__WHAT IS NEEDED__. Quote all entries in full, exactly.
Start
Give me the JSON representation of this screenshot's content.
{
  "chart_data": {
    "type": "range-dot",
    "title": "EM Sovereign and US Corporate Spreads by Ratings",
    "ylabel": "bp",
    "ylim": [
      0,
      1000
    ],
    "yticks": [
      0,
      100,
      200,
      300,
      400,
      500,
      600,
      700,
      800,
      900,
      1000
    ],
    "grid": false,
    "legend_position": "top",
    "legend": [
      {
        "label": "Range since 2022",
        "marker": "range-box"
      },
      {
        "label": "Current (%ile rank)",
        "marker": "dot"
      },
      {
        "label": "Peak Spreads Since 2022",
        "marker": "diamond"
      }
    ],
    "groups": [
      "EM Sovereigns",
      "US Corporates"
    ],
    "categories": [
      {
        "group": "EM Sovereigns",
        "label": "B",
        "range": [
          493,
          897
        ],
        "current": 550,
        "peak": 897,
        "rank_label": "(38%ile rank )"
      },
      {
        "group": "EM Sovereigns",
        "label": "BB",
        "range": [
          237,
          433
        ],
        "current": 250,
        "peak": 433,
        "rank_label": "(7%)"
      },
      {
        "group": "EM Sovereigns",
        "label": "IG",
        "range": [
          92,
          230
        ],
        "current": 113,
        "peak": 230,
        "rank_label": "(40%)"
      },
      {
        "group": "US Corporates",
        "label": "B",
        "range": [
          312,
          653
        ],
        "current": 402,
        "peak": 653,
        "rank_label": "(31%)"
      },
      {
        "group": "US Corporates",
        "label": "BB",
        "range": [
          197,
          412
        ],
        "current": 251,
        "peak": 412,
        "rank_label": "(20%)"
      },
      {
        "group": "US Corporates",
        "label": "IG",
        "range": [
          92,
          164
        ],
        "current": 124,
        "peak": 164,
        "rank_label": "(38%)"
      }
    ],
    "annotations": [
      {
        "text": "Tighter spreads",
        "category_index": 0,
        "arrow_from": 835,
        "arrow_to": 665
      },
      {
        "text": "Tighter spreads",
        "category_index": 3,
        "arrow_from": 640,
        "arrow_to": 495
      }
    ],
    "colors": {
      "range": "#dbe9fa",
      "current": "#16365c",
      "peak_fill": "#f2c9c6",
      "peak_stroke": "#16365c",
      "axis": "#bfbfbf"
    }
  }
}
End
__OUTPUT OF THE EXERCISE__.
Give me the JSON representation of this screenshot's content.
{
  "chart_data": {
    "type": "range-dot",
    "title": "EM Sovereign and US Corporate Spreads by Ratings",
    "ylabel": "bp",
    "ylim": [
      0,
      1000
    ],
    "yticks": [
      0,
      100,
      200,
      300,
      400,
      500,
      600,
      700,
      800,
      900,
      1000
    ],
    "grid": false,
    "legend_position": "top",
    "legend": [
      {
        "label": "Range since 2022",
        "marker": "range-box"
      },
      {
        "label": "Current (%ile rank)",
        "marker": "dot"
      },
      {
        "label": "Peak Spreads Since 2022",
        "marker": "diamond"
      }
    ],
    "groups": [
      "EM Sovereigns",
      "US Corporates"
    ],
    "categories": [
      {
        "group": "EM Sovereigns",
        "label": "B",
        "range": [
          493,
          897
        ],
        "current": 550,
        "peak": 897,
        "rank_label": "(38%ile rank )"
      },
      {
        "group": "EM Sovereigns",
        "label": "BB",
        "range": [
          237,
          433
        ],
        "current": 250,
        "peak": 433,
        "rank_label": "(7%)"
      },
      {
        "group": "EM Sovereigns",
        "label": "IG",
        "range": [
          92,
          230
        ],
        "current": 113,
        "peak": 230,
        "rank_label": "(40%)"
      },
      {
        "group": "US Corporates",
        "label": "B",
        "range": [
          312,
          653
        ],
        "current": 402,
        "peak": 653,
        "rank_label": "(31%)"
      },
      {
        "group": "US Corporates",
        "label": "BB",
        "range": [
          197,
          412
        ],
        "current": 251,
        "peak": 412,
        "rank_label": "(20%)"
      },
      {
        "group": "US Corporates",
        "label": "IG",
        "range": [
          92,
          164
        ],
        "current": 124,
        "peak": 164,
        "rank_label": "(38%)"
      }
    ],
    "annotations": [
      {
        "text": "Tighter spreads",
        "category_index": 0,
        "arrow_from": 835,
        "arrow_to": 665
      },
      {
        "text": "Tighter spreads",
        "category_index": 3,
        "arrow_from": 640,
        "arrow_to": 495
      }
    ],
    "colors": {
      "range": "#dbe9fa",
      "current": "#16365c",
      "peak_fill": "#f2c9c6",
      "peak_stroke": "#16365c",
      "axis": "#bfbfbf"
    }
  }
}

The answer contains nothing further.